*Exercise directions*. Output all of the data below exactly as given.

*Data for the task*.
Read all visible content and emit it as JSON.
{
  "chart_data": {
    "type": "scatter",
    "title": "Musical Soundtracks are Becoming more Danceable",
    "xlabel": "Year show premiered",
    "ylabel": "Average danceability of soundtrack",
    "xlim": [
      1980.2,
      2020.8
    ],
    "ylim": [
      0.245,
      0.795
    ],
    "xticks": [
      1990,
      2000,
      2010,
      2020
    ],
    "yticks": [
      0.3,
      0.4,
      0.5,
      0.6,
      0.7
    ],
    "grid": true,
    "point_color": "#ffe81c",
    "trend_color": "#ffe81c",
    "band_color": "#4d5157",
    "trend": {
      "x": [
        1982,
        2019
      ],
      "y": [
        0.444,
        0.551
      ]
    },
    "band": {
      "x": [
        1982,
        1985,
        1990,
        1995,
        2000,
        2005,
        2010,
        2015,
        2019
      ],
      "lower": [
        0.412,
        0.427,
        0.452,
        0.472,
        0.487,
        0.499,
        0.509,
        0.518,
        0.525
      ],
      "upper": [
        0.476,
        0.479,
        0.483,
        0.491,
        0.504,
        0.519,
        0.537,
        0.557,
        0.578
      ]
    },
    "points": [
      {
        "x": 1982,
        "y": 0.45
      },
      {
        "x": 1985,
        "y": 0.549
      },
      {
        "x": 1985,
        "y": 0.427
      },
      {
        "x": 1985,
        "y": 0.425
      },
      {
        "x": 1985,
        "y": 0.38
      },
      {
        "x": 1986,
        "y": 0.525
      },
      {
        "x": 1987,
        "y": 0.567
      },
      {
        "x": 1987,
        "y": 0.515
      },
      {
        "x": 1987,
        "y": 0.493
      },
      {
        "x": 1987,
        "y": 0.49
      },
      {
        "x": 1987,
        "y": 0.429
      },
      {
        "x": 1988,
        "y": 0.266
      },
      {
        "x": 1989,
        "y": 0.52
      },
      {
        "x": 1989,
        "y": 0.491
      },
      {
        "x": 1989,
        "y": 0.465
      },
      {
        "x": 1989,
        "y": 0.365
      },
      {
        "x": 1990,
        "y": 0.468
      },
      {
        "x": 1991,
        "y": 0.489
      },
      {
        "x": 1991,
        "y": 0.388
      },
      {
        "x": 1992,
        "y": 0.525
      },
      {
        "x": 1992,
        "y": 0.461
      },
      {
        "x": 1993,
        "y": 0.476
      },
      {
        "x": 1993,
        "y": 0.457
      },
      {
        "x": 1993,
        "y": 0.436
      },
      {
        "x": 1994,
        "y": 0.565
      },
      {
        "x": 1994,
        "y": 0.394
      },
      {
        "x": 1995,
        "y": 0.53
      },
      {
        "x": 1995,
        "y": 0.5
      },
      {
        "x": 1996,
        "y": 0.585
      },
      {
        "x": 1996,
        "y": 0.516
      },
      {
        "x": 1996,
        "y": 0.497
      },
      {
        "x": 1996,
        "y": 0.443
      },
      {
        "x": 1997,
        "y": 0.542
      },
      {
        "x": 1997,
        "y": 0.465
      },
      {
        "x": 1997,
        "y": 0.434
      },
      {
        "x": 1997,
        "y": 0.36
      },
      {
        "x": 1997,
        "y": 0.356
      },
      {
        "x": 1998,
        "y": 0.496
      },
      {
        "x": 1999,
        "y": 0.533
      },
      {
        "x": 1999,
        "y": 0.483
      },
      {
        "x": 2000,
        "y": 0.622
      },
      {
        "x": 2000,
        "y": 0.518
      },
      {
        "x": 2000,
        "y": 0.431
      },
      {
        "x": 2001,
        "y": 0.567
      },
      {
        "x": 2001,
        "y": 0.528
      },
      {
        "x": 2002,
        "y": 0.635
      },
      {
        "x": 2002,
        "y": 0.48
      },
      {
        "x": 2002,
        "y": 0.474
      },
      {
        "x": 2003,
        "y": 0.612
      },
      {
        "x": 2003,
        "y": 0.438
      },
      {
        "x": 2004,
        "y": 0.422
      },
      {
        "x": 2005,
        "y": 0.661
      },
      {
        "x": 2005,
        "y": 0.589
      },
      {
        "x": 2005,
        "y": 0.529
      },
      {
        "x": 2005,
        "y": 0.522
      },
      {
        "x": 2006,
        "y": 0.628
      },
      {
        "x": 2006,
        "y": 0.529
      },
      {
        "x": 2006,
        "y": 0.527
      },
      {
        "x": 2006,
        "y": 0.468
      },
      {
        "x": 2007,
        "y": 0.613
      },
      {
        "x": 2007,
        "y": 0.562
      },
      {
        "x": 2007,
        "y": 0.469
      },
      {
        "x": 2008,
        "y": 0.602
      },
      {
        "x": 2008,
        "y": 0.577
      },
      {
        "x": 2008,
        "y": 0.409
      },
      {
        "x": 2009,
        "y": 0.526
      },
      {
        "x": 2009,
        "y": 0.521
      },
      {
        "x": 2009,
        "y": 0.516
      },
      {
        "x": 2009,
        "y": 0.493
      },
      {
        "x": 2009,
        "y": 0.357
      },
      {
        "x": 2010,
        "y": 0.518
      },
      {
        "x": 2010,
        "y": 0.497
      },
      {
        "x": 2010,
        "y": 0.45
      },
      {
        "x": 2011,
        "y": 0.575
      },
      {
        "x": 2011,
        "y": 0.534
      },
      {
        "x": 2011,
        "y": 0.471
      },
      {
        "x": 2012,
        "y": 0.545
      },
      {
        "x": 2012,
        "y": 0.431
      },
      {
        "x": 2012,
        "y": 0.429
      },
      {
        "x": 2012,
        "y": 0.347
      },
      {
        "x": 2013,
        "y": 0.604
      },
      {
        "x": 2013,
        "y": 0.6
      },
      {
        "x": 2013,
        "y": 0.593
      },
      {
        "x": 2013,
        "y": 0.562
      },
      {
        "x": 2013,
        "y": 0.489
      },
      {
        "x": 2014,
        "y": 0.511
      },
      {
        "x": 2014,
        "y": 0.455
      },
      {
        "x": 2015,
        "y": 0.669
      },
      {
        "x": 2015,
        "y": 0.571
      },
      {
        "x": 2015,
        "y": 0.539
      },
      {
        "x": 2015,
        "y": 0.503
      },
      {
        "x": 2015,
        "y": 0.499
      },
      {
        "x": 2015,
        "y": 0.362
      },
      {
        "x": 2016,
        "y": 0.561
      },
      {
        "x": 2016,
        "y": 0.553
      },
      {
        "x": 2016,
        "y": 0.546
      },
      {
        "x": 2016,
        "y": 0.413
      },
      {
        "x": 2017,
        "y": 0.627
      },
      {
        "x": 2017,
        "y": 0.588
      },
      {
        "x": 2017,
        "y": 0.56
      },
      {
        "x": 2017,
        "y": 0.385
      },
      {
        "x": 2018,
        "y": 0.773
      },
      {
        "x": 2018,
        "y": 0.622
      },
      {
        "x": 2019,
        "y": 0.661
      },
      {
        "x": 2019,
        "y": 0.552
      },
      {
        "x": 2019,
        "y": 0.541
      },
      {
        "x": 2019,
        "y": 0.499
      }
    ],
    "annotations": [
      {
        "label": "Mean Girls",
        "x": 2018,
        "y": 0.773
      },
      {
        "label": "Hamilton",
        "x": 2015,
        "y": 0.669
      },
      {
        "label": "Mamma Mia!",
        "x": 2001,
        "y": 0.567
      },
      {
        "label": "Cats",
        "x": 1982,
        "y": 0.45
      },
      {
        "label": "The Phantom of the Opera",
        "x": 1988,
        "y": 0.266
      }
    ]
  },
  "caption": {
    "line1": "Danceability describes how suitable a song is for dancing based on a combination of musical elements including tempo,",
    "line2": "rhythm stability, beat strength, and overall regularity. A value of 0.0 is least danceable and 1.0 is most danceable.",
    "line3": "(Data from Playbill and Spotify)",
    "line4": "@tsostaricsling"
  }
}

*Full response*.
Read all visible content and emit it as JSON.
{
  "chart_data": {
    "type": "scatter",
    "title": "Musical Soundtracks are Becoming more Danceable",
    "xlabel": "Year show premiered",
    "ylabel": "Average danceability of soundtrack",
    "xlim": [
      1980.2,
      2020.8
    ],
    "ylim": [
      0.245,
      0.795
    ],
    "xticks": [
      1990,
      2000,
      2010,
      2020
    ],
    "yticks": [
      0.3,
      0.4,
      0.5,
      0.6,
      0.7
    ],
    "grid": true,
    "point_color": "#ffe81c",
    "trend_color": "#ffe81c",
    "band_color": "#4d5157",
    "trend": {
      "x": [
        1982,
        2019
      ],
      "y": [
        0.444,
        0.551
      ]
    },
    "band": {
      "x": [
        1982,
        1985,
        1990,
        1995,
        2000,
        2005,
        2010,
        2015,
        2019
      ],
      "lower": [
        0.412,
        0.427,
        0.452,
        0.472,
        0.487,
        0.499,
        0.509,
        0.518,
        0.525
      ],
      "upper": [
        0.476,
        0.479,
        0.483,
        0.491,
        0.504,
        0.519,
        0.537,
        0.557,
        0.578
      ]
    },
    "points": [
      {
        "x": 1982,
        "y": 0.45
      },
      {
        "x": 1985,
        "y": 0.549
      },
      {
        "x": 1985,
        "y": 0.427
      },
      {
        "x": 1985,
        "y": 0.425
      },
      {
        "x": 1985,
        "y": 0.38
      },
      {
        "x": 1986,
        "y": 0.525
      },
      {
        "x": 1987,
        "y": 0.567
      },
      {
        "x": 1987,
        "y": 0.515
      },
      {
        "x": 1987,
        "y": 0.493
      },
      {
        "x": 1987,
        "y": 0.49
      },
      {
        "x": 1987,
        "y": 0.429
      },
      {
        "x": 1988,
        "y": 0.266
      },
      {
        "x": 1989,
        "y": 0.52
      },
      {
        "x": 1989,
        "y": 0.491
      },
      {
        "x": 1989,
        "y": 0.465
      },
      {
        "x": 1989,
        "y": 0.365
      },
      {
        "x": 1990,
        "y": 0.468
      },
      {
        "x": 1991,
        "y": 0.489
      },
      {
        "x": 1991,
        "y": 0.388
      },
      {
        "x": 1992,
        "y": 0.525
      },
      {
        "x": 1992,
        "y": 0.461
      },
      {
        "x": 1993,
        "y": 0.476
      },
      {
        "x": 1993,
        "y": 0.457
      },
      {
        "x": 1993,
        "y": 0.436
      },
      {
        "x": 1994,
        "y": 0.565
      },
      {
        "x": 1994,
        "y": 0.394
      },
      {
        "x": 1995,
        "y": 0.53
      },
      {
        "x": 1995,
        "y": 0.5
      },
      {
        "x": 1996,
        "y": 0.585
      },
      {
        "x": 1996,
        "y": 0.516
      },
      {
        "x": 1996,
        "y": 0.497
      },
      {
        "x": 1996,
        "y": 0.443
      },
      {
        "x": 1997,
        "y": 0.542
      },
      {
        "x": 1997,
        "y": 0.465
      },
      {
        "x": 1997,
        "y": 0.434
      },
      {
        "x": 1997,
        "y": 0.36
      },
      {
        "x": 1997,
        "y": 0.356
      },
      {
        "x": 1998,
        "y": 0.496
      },
      {
        "x": 1999,
        "y": 0.533
      },
      {
        "x": 1999,
        "y": 0.483
      },
      {
        "x": 2000,
        "y": 0.622
      },
      {
        "x": 2000,
        "y": 0.518
      },
      {
        "x": 2000,
        "y": 0.431
      },
      {
        "x": 2001,
        "y": 0.567
      },
      {
        "x": 2001,
        "y": 0.528
      },
      {
        "x": 2002,
        "y": 0.635
      },
      {
        "x": 2002,
        "y": 0.48
      },
      {
        "x": 2002,
        "y": 0.474
      },
      {
        "x": 2003,
        "y": 0.612
      },
      {
        "x": 2003,
        "y": 0.438
      },
      {
        "x": 2004,
        "y": 0.422
      },
      {
        "x": 2005,
        "y": 0.661
      },
      {
        "x": 2005,
        "y": 0.589
      },
      {
        "x": 2005,
        "y": 0.529
      },
      {
        "x": 2005,
        "y": 0.522
      },
      {
        "x": 2006,
        "y": 0.628
      },
      {
        "x": 2006,
        "y": 0.529
      },
      {
        "x": 2006,
        "y": 0.527
      },
      {
        "x": 2006,
        "y": 0.468
      },
      {
        "x": 2007,
        "y": 0.613
      },
      {
        "x": 2007,
        "y": 0.562
      },
      {
        "x": 2007,
        "y": 0.469
      },
      {
        "x": 2008,
        "y": 0.602
      },
      {
        "x": 2008,
        "y": 0.577
      },
      {
        "x": 2008,
        "y": 0.409
      },
      {
        "x": 2009,
        "y": 0.526
      },
      {
        "x": 2009,
        "y": 0.521
      },
      {
        "x": 2009,
        "y": 0.516
      },
      {
        "x": 2009,
        "y": 0.493
      },
      {
        "x": 2009,
        "y": 0.357
      },
      {
        "x": 2010,
        "y": 0.518
      },
      {
        "x": 2010,
        "y": 0.497
      },
      {
        "x": 2010,
        "y": 0.45
      },
      {
        "x": 2011,
        "y": 0.575
      },
      {
        "x": 2011,
        "y": 0.534
      },
      {
        "x": 2011,
        "y": 0.471
      },
      {
        "x": 2012,
        "y": 0.545
      },
      {
        "x": 2012,
        "y": 0.431
      },
      {
        "x": 2012,
        "y": 0.429
      },
      {
        "x": 2012,
        "y": 0.347
      },
      {
        "x": 2013,
        "y": 0.604
      },
      {
        "x": 2013,
        "y": 0.6
      },
      {
        "x": 2013,
        "y": 0.593
      },
      {
        "x": 2013,
        "y": 0.562
      },
      {
        "x": 2013,
        "y": 0.489
      },
      {
        "x": 2014,
        "y": 0.511
      },
      {
        "x": 2014,
        "y": 0.455
      },
      {
        "x": 2015,
        "y": 0.669
      },
      {
        "x": 2015,
        "y": 0.571
      },
      {
        "x": 2015,
        "y": 0.539
      },
      {
        "x": 2015,
        "y": 0.503
      },
      {
        "x": 2015,
        "y": 0.499
      },
      {
        "x": 2015,
        "y": 0.362
      },
      {
        "x": 2016,
        "y": 0.561
      },
      {
        "x": 2016,
        "y": 0.553
      },
      {
        "x": 2016,
        "y": 0.546
      },
      {
        "x": 2016,
        "y": 0.413
      },
      {
        "x": 2017,
        "y": 0.627
      },
      {
        "x": 2017,
        "y": 0.588
      },
      {
        "x": 2017,
        "y": 0.56
      },
      {
        "x": 2017,
        "y": 0.385
      },
      {
        "x": 2018,
        "y": 0.773
      },
      {
        "x": 2018,
        "y": 0.622
      },
      {
        "x": 2019,
        "y": 0.661
      },
      {
        "x": 2019,
        "y": 0.552
      },
      {
        "x": 2019,
        "y": 0.541
      },
      {
        "x": 2019,
        "y": 0.499
      }
    ],
    "annotations": [
      {
        "label": "Mean Girls",
        "x": 2018,
        "y": 0.773
      },
      {
        "label": "Hamilton",
        "x": 2015,
        "y": 0.669
      },
      {
        "label": "Mamma Mia!",
        "x": 2001,
        "y": 0.567
      },
      {
        "label": "Cats",
        "x": 1982,
        "y": 0.45
      },
      {
        "label": "The Phantom of the Opera",
        "x": 1988,
        "y": 0.266
      }
    ]
  },
  "caption": {
    "line1": "Danceability describes how suitable a song is for dancing based on a combination of musical elements including tempo,",
    "line2": "rhythm stability, beat strength, and overall regularity. A value of 0.0 is least danceable and 1.0 is most danceable.",
    "line3": "(Data from Playbill and Spotify)",
    "line4": "@tsostaricsling"
  }
}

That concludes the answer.